● **Set task 1**:
Answer these questions about the forum post on mixing lessons, marking each answer with the matching letter.
(a) What outboard compressor does the poster say they love?
(b) In what tool does the poster use envelope, filters and saturation to tweak drum sounds?
(c) How many hours of straight work does the post give as an example of what people think "working hard" means?

● **Source document**:
* start *

What happened to threads like these?

That's one of the best questions I've seen on here in a long time
Old 27th May 2009
  #40
Lives for gear
 
The Beatsmith's Avatar
 

1) when i first learned that limiting drum mixes (or even compressing hard) gave me the sound i wanted - vintage warmer etc

2) then learning NOT to put a limiter/comp on the drum bus/drums

3) picking good drum sounds and then using envelope, filters, saturation etc in battery to tweak sounds and not require much compression later

4) automation. fader rides. on nearly everything in the mix.

5) not overdoing a mix a hundred times (learned the hard way. still do it sometimes)

6) getting an outboard comp and compressing on the way in. i love my 160XT so much.

7) learning that taking a break gives you perspective. you want to work hard so you think working for 9 hours straight on the track is 'working hard'. but you're doing a disservice to the track as you're losing perspective, and it'll probably sound like dick in the morning/after a break. short little breaks keeps it fun - just don't take a break if you're on a hot creative run.

* end *

● **Set task 2**:
Select every line of the records below that contains the string "school", copying each one in full. Case counts.

● **Records provided**:
* start *

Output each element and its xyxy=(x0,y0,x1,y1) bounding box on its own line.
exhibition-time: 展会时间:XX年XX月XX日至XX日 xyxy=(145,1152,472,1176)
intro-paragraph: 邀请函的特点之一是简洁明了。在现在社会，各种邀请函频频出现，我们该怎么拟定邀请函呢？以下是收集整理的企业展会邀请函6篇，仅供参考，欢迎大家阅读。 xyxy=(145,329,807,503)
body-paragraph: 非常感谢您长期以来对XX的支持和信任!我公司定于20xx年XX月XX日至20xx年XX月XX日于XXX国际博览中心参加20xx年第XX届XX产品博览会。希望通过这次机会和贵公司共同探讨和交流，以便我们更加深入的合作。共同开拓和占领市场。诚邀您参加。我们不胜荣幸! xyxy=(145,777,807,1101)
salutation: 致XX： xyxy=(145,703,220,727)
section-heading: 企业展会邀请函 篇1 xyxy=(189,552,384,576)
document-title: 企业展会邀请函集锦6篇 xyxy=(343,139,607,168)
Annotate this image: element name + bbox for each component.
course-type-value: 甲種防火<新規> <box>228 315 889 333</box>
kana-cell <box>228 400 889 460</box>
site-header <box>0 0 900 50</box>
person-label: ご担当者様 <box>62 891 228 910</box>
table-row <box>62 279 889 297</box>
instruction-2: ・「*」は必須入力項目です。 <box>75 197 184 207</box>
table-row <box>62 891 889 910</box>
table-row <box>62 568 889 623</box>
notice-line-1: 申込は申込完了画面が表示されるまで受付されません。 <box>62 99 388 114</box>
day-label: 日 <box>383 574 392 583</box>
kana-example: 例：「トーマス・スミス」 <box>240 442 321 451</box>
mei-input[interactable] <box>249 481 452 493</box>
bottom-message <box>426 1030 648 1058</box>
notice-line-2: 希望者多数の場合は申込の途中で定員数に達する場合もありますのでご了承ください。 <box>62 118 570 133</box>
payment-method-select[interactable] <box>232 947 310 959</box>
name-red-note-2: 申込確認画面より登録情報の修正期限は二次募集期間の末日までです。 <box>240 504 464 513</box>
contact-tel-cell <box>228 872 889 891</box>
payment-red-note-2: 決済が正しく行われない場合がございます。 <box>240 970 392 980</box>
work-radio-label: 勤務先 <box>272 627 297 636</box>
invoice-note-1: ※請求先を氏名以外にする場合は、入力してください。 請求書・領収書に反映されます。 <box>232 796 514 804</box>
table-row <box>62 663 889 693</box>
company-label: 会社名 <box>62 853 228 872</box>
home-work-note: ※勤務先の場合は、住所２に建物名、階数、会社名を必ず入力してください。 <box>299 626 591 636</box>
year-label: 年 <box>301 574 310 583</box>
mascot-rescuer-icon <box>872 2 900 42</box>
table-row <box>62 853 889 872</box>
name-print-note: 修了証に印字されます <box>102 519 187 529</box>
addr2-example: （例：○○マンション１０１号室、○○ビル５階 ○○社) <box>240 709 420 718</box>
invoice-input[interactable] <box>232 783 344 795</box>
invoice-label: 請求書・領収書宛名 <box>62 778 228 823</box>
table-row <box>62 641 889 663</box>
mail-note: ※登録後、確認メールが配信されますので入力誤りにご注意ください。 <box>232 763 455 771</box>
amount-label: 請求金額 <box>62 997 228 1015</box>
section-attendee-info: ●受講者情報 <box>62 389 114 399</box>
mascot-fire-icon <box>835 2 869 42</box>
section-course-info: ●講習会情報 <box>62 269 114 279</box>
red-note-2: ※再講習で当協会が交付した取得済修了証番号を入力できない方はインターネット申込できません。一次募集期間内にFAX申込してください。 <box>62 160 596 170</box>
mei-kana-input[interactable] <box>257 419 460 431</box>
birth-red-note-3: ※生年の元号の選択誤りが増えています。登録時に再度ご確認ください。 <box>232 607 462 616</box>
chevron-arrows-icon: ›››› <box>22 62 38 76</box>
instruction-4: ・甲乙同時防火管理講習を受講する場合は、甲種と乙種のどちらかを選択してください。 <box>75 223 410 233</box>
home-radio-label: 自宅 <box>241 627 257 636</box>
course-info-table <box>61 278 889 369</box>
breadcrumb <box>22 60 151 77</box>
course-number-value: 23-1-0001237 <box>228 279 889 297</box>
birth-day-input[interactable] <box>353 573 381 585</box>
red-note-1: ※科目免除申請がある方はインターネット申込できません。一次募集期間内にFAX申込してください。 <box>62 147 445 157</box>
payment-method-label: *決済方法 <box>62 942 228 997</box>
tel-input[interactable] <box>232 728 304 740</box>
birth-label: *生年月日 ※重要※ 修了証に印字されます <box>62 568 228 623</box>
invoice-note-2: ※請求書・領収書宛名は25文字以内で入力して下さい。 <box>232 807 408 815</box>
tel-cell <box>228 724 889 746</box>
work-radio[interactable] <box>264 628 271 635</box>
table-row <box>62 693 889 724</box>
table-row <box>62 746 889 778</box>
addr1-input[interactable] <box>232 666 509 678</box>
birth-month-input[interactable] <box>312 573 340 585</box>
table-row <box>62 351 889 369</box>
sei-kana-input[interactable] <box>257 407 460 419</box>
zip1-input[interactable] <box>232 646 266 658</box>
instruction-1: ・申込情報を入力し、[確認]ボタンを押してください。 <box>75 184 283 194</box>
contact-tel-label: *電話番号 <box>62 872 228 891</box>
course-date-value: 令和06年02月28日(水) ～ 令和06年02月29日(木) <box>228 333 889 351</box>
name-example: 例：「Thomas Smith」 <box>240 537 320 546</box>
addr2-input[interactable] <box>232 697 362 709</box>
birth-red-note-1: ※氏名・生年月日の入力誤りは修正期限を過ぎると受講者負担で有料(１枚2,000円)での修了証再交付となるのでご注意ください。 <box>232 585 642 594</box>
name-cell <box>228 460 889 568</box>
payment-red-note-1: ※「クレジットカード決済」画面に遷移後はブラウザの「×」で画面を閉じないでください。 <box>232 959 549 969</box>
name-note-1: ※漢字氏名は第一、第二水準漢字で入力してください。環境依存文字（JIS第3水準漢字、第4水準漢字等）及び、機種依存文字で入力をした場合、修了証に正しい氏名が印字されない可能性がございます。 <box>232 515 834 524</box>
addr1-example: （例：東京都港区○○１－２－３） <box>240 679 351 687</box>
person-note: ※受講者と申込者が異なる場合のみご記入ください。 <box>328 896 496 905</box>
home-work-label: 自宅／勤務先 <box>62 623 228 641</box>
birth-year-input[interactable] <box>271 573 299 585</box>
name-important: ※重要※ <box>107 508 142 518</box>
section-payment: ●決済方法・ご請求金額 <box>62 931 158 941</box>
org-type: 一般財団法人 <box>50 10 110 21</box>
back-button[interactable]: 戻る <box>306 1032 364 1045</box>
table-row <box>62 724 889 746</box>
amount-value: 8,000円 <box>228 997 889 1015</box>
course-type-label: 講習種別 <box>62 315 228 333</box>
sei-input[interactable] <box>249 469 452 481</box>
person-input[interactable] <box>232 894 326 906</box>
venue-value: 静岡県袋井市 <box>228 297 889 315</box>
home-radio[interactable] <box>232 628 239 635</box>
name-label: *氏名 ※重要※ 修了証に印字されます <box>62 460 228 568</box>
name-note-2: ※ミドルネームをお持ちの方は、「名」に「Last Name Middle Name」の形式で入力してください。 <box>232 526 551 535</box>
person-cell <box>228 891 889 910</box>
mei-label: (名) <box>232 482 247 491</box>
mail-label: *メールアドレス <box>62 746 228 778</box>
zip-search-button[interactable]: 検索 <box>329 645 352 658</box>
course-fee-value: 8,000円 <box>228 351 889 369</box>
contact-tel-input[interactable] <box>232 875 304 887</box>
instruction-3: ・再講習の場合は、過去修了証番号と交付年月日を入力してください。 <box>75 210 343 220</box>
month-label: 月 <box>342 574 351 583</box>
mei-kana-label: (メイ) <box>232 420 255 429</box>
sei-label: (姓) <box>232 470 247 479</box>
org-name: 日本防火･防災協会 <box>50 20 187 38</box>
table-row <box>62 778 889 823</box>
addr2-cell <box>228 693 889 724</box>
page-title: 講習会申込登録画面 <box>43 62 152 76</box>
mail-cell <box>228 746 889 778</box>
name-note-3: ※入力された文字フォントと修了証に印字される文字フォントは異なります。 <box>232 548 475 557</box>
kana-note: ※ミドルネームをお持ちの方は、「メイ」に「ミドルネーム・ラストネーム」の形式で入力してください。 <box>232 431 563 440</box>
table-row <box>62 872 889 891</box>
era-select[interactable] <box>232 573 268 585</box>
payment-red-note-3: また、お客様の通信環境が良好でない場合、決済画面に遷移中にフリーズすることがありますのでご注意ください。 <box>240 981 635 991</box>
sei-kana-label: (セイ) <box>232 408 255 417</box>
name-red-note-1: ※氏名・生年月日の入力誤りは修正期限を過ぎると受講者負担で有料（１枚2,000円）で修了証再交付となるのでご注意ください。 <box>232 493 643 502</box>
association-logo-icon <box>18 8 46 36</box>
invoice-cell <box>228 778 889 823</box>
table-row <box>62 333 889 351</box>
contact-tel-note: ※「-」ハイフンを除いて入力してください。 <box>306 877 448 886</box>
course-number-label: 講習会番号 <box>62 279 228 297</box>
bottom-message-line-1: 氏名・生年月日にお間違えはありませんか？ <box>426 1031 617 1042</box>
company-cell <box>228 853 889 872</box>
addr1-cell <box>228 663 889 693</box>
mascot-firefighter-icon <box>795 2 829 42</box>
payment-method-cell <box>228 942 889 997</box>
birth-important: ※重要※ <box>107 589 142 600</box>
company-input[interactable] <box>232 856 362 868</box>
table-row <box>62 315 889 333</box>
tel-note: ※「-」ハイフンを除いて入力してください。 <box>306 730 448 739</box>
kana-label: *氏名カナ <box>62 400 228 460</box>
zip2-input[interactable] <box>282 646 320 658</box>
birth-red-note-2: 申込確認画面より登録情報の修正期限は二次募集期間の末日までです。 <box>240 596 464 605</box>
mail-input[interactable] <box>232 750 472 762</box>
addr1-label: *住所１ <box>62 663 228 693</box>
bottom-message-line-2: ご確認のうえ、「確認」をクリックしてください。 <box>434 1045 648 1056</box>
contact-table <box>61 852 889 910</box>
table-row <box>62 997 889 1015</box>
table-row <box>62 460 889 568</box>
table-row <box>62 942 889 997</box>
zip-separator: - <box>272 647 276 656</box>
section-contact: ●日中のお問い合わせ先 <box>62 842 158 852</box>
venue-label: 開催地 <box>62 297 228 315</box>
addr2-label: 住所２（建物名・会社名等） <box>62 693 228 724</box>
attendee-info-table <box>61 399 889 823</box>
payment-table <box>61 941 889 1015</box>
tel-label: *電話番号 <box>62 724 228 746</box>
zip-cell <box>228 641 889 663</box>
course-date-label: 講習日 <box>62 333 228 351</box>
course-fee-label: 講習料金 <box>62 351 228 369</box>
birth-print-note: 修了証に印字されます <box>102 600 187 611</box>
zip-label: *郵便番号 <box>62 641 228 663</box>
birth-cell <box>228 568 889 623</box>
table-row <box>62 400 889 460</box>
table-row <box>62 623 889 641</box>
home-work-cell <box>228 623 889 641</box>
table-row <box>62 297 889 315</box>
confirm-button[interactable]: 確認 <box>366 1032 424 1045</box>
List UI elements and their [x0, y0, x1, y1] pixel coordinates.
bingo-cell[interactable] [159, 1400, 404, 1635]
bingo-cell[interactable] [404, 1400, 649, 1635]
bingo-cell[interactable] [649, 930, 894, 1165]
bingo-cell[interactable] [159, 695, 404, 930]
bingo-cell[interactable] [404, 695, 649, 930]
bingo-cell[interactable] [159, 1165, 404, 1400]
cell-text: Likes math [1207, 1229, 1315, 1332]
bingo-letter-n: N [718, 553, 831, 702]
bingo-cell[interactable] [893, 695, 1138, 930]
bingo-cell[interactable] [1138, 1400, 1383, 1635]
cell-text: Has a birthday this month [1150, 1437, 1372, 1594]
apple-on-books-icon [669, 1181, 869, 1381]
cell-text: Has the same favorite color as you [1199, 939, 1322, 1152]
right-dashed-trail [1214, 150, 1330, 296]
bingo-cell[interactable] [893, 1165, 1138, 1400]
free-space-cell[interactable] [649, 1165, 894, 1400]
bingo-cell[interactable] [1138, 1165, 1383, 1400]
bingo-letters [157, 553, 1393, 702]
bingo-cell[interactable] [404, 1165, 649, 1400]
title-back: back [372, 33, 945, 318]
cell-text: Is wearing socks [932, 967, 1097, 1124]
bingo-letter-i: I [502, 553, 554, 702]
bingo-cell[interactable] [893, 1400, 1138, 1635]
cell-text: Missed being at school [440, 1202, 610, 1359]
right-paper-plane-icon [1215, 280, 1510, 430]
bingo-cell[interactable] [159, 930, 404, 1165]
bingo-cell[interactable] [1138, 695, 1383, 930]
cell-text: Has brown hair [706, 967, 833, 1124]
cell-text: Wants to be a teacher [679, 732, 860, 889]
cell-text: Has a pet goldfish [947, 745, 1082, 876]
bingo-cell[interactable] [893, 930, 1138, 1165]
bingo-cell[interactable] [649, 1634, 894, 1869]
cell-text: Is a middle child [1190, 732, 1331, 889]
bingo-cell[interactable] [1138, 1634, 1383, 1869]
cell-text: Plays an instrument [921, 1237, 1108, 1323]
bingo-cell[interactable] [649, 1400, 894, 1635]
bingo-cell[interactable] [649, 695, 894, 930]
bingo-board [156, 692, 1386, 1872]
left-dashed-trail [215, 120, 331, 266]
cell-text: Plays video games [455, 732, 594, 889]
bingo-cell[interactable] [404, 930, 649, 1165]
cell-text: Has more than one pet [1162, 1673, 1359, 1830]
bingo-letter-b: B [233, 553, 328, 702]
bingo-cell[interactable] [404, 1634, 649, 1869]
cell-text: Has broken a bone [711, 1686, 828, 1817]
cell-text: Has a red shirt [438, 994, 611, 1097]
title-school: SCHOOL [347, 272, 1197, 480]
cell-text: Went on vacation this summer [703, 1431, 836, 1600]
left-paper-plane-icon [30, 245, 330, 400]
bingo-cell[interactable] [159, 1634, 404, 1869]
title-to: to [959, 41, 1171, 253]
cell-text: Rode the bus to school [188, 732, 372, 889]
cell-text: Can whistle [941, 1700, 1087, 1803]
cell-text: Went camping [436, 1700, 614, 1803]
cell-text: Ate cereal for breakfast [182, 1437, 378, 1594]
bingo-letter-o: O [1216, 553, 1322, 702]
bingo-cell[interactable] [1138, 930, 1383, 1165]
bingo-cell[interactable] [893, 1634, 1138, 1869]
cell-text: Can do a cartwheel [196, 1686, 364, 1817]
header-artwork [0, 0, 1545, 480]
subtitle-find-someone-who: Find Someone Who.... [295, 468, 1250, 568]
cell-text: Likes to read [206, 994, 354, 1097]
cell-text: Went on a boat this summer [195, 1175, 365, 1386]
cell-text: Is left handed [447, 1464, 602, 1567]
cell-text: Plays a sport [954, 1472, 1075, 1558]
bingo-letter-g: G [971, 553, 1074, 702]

* end *

● **Final result 1**:
(a) The 160XT.
(b) Battery.
(c) 9 hours.

● **Final result 2**:
cell-text: Missed being at school [440, 1202, 610, 1359]
title-school: SCHOOL [347, 272, 1197, 480]
cell-text: Rode the bus to school [188, 732, 372, 889]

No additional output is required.